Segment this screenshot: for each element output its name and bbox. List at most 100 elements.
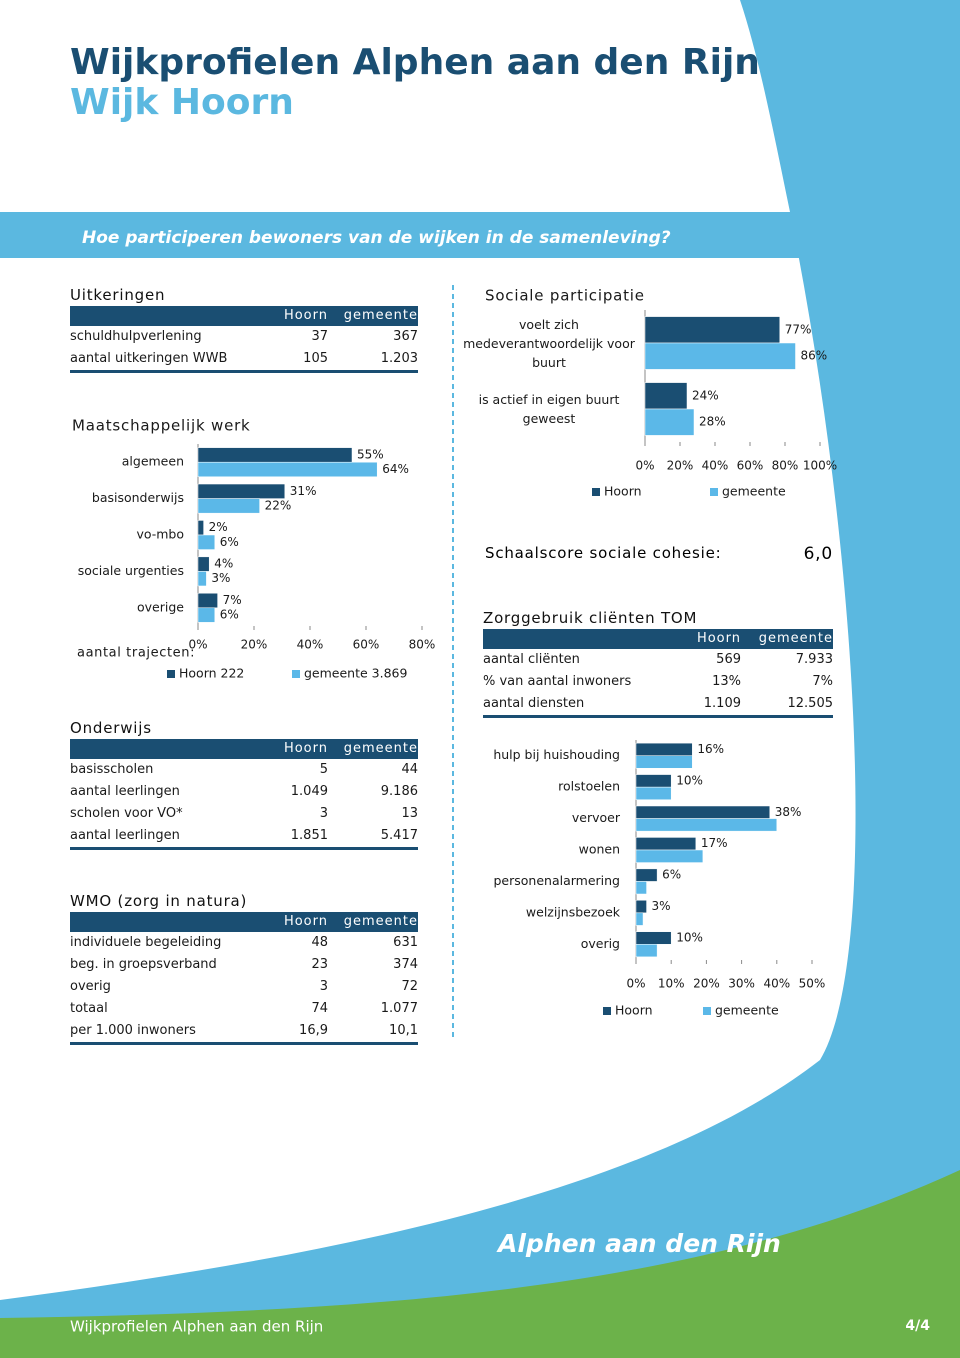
bar [197, 461, 378, 478]
column-header: Hoorn [283, 914, 328, 929]
legend-label: gemeente 3.869 [304, 666, 408, 681]
green-swoosh [0, 1170, 960, 1358]
value-label: 3% [652, 899, 671, 913]
value-label: 17% [701, 836, 728, 850]
x-tick-label: 0% [635, 459, 654, 473]
x-tick-label: 60% [737, 459, 764, 473]
value-label: 6% [220, 535, 239, 549]
table-title: Uitkeringen [70, 286, 166, 304]
bar [635, 931, 672, 945]
chart-title: Sociale participatie [485, 287, 645, 305]
legend-swatch [603, 1007, 611, 1015]
cell-value: 5 [319, 762, 328, 777]
page-title: Wijkprofielen Alphen aan den Rijn [70, 42, 760, 83]
bar [635, 837, 697, 851]
bar [197, 556, 210, 572]
cell-value: 37 [311, 329, 328, 344]
x-tick-label: 80% [772, 459, 799, 473]
value-label: 10% [676, 931, 703, 945]
cohesion-label: Schaalscore sociale cohesie: [485, 544, 722, 562]
cell-value: 1.077 [380, 1001, 418, 1016]
value-label: 55% [357, 447, 384, 461]
bar [644, 316, 780, 344]
value-label: 7% [223, 593, 242, 607]
legend-swatch [703, 1007, 711, 1015]
banner-bar [0, 212, 800, 258]
bar [635, 900, 647, 914]
table: Uitkeringen Hoorn gemeente schuldhulpverlen… [70, 285, 418, 373]
cell-value: 1.109 [703, 696, 741, 711]
logo: Alphen aan den Rijn [496, 1229, 781, 1258]
table-title: Zorggebruik cliënten TOM [483, 609, 698, 627]
table-row: aantal cliënten 569 7.933 [483, 649, 833, 671]
x-tick-label: 0% [188, 638, 207, 652]
value-label: 38% [775, 805, 802, 819]
table: Zorggebruik cliënten TOM Hoorn gemeente aan… [483, 608, 833, 718]
row-label: basisscholen [70, 762, 154, 777]
cell-value: 1.203 [380, 351, 418, 366]
bar [635, 755, 693, 769]
column-header: Hoorn [283, 308, 328, 323]
bar [197, 520, 204, 536]
table-row: per 1.000 inwoners 16,9 10,1 [70, 1020, 418, 1045]
header-spacer [70, 306, 238, 326]
cell-value: 13% [712, 674, 741, 689]
x-tick-label: 10% [658, 977, 685, 991]
page-subtitle: Wijk Hoorn [70, 82, 294, 123]
cohesion-value: 6,0 [803, 544, 833, 564]
cell-value: 374 [393, 957, 418, 972]
legend-swatch [292, 670, 300, 678]
value-label: 86% [801, 349, 828, 363]
table-row: overig 3 72 [70, 976, 418, 998]
column-header: Hoorn [283, 741, 328, 756]
category-label: sociale urgenties [78, 563, 184, 578]
bar [197, 498, 260, 514]
row-label: beg. in groepsverband [70, 957, 217, 972]
x-tick-label: 50% [799, 977, 826, 991]
legend-label: Hoorn [604, 484, 642, 499]
cell-value: 13 [401, 806, 418, 821]
table-header: Hoorn gemeente [70, 912, 418, 932]
cell-value: 9.186 [380, 784, 418, 799]
value-label: 22% [265, 498, 292, 512]
table-row: % van aantal inwoners 13% 7% [483, 671, 833, 693]
cell-value: 74 [311, 1001, 328, 1016]
row-label: scholen voor VO* [70, 806, 183, 821]
bar [197, 483, 286, 499]
cell-value: 3 [319, 979, 328, 994]
value-label: 28% [699, 415, 726, 429]
category-label: voelt zich medeverantwoordelijk voor buu… [463, 316, 635, 370]
cell-value: 23 [311, 957, 328, 972]
bar [635, 742, 693, 756]
column-header: gemeente [758, 631, 833, 646]
bar [197, 571, 207, 587]
cell-value: 7% [812, 674, 833, 689]
row-label: aantal diensten [483, 696, 585, 711]
category-label: overig [581, 936, 620, 951]
table-title: Onderwijs [70, 719, 152, 737]
row-label: aantal cliënten [483, 652, 580, 667]
category-label: basisonderwijs [92, 490, 184, 505]
column-header: gemeente [343, 914, 418, 929]
x-tick-label: 40% [297, 638, 324, 652]
value-label: 6% [220, 608, 239, 622]
value-label: 77% [785, 322, 812, 336]
cell-value: 569 [716, 652, 741, 667]
row-label: per 1.000 inwoners [70, 1023, 196, 1038]
page-number: 4/4 [905, 1318, 930, 1334]
legend-label: gemeente [715, 1003, 779, 1018]
bar [635, 868, 658, 882]
category-label: rolstoelen [558, 779, 620, 794]
value-label: 2% [209, 520, 228, 534]
table-row: aantal diensten 1.109 12.505 [483, 693, 833, 718]
legend-swatch [710, 488, 718, 496]
column-header: Hoorn [696, 631, 741, 646]
table-row: individuele begeleiding 48 631 [70, 932, 418, 954]
category-label: wonen [579, 842, 620, 857]
bar [644, 382, 688, 410]
bar [635, 786, 672, 800]
category-label: overige [137, 599, 184, 614]
bar [197, 592, 218, 609]
legend-label: Hoorn [615, 1003, 653, 1018]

### [EXERCISE DESCRIPTION]
Copy the lines of the material verbatim, starting at the line that contains "bar [197, 461, 378, 478]" and stopping after the line that contains "cell-value: 1.077 [380, 1001, 418, 1016]".

### [FINAL ANSWER]
bar [197, 461, 378, 478]
column-header: Hoorn [283, 914, 328, 929]
legend-label: gemeente 3.869 [304, 666, 408, 681]
green-swoosh [0, 1170, 960, 1358]
value-label: 3% [652, 899, 671, 913]
value-label: 17% [701, 836, 728, 850]
x-tick-label: 0% [635, 459, 654, 473]
x-tick-label: 60% [737, 459, 764, 473]
value-label: 6% [220, 535, 239, 549]
table-title: Uitkeringen [70, 286, 166, 304]
bar [635, 931, 672, 945]
chart-title: Sociale participatie [485, 287, 645, 305]
legend-swatch [603, 1007, 611, 1015]
cell-value: 5 [319, 762, 328, 777]
page-title: Wijkprofielen Alphen aan den Rijn [70, 42, 760, 83]
bar [635, 837, 697, 851]
bar [197, 556, 210, 572]
cell-value: 37 [311, 329, 328, 344]
x-tick-label: 80% [772, 459, 799, 473]
value-label: 10% [676, 931, 703, 945]
cohesion-label: Schaalscore sociale cohesie: [485, 544, 722, 562]
cell-value: 1.077 [380, 1001, 418, 1016]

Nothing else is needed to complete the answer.